Your instructions: Report all lines from the entries below in which "verði" appears.
** START OF Data shown **
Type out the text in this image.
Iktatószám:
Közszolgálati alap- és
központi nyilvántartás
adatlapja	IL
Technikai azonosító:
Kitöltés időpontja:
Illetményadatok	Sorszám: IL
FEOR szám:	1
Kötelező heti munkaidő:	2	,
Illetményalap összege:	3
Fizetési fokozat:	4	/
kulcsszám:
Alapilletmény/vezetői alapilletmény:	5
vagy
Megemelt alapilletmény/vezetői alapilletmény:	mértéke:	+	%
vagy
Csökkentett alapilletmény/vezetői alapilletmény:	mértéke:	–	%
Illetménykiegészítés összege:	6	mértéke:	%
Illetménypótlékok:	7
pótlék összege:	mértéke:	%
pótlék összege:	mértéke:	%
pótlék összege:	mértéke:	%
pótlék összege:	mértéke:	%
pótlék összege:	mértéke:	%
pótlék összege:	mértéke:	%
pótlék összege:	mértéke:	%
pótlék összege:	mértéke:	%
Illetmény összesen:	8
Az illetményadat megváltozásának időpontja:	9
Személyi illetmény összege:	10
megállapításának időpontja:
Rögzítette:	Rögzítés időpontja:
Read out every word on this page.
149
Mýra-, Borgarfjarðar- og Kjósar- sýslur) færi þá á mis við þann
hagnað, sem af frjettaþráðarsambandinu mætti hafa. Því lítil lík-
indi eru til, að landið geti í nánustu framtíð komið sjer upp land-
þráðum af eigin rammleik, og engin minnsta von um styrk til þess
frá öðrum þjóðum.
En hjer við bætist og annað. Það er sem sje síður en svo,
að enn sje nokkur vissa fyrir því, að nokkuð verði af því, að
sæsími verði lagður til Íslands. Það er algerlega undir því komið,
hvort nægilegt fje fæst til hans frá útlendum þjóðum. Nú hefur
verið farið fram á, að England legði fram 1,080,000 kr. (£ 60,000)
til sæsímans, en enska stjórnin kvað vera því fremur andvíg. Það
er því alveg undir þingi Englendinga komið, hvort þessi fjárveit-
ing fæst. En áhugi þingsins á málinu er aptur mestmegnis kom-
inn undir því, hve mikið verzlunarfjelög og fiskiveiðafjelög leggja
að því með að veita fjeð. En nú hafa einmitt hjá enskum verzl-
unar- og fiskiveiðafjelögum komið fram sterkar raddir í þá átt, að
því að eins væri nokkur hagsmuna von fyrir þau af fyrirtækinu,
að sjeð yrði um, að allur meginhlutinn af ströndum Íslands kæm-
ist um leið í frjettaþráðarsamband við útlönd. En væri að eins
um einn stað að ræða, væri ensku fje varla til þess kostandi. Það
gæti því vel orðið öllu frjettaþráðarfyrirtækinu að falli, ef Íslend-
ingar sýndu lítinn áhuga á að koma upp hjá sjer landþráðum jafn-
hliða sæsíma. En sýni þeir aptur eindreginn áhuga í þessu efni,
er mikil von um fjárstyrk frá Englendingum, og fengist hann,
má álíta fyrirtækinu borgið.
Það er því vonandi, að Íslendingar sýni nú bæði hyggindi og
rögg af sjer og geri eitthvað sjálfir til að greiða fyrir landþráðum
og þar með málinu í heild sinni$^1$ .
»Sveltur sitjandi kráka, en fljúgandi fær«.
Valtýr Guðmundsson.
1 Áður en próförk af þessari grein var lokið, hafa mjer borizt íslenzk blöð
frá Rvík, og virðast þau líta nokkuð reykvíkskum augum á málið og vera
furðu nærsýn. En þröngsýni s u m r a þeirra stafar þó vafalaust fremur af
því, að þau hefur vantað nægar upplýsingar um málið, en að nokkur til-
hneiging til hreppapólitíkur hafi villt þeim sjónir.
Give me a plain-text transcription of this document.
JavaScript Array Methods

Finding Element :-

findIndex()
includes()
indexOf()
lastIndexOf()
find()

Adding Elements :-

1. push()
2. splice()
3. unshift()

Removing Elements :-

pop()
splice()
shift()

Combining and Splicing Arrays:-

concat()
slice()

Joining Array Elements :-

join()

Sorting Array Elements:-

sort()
** END OF Data shown **
Finished answer:
að enn sje nokkur vissa fyrir því, að nokkuð verði af því, að
sæsími verði lagður til Íslands. Það er algerlega undir því komið,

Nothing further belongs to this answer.